Select and reproduce each line of the listing below that bears the string "Analyst".

BEGIN Entries

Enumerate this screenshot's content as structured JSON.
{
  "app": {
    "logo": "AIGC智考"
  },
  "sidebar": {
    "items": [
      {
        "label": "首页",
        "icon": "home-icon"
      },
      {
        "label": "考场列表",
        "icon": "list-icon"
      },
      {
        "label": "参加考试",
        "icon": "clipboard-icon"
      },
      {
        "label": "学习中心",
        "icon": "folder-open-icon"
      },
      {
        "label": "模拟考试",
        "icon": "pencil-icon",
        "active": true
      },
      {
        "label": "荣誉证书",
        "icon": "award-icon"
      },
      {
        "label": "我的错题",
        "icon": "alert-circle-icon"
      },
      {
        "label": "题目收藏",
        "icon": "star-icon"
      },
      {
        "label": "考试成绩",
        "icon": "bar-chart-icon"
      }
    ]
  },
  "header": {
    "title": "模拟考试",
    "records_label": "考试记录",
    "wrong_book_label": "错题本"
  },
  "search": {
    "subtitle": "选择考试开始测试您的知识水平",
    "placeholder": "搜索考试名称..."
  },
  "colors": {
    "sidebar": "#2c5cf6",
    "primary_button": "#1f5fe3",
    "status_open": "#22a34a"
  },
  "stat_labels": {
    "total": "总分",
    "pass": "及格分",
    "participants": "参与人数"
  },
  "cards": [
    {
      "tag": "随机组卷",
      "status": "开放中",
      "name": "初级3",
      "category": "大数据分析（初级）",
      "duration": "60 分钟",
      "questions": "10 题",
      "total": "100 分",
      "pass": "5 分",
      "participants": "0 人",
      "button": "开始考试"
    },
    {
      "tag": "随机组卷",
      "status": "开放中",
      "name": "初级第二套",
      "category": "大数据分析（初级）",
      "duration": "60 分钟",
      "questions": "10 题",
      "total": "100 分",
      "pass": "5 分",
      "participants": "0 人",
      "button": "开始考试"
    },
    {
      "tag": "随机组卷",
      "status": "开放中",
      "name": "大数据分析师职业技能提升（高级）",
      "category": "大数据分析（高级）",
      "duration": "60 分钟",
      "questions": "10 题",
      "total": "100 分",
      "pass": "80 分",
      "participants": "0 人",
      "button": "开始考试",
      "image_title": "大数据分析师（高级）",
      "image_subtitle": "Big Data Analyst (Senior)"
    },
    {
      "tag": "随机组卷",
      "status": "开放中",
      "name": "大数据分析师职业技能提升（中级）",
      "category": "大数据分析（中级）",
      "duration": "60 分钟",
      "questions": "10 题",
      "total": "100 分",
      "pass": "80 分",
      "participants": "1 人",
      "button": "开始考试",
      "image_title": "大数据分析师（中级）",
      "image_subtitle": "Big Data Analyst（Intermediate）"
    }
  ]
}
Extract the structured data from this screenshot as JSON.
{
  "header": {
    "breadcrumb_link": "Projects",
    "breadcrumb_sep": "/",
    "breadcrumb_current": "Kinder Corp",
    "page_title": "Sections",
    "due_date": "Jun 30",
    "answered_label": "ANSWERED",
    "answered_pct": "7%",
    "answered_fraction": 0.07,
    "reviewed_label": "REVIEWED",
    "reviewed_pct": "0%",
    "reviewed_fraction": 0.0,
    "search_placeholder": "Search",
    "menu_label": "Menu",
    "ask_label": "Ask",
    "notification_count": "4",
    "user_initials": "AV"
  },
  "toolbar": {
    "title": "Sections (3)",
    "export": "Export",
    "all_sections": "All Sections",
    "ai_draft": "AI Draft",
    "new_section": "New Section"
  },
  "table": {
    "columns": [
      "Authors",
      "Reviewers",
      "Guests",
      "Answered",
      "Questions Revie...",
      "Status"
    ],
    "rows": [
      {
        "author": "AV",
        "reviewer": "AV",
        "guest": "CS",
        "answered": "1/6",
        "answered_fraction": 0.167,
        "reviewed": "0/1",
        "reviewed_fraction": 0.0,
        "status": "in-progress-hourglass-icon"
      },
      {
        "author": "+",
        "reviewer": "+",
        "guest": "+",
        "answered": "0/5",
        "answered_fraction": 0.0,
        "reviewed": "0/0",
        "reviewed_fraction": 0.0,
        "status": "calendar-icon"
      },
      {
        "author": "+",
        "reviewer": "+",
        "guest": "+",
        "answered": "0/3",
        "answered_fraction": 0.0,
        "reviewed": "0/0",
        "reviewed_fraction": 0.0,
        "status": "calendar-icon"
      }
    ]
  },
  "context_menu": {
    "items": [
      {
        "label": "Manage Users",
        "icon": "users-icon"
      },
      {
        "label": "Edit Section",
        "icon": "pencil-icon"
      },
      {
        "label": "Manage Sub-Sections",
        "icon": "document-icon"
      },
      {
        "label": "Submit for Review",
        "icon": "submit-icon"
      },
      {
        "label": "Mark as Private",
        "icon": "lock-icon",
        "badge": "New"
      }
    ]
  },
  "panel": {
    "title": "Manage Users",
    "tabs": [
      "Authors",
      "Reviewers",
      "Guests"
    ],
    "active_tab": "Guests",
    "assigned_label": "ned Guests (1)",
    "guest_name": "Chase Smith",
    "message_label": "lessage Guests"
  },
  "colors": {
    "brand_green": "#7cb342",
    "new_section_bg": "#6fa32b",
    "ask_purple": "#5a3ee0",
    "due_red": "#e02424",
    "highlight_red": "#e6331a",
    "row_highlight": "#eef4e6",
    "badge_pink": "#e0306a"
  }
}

END Entries

Exercise answer:
      "image_subtitle": "Big Data Analyst (Senior)"
      "image_subtitle": "Big Data Analyst（Intermediate）"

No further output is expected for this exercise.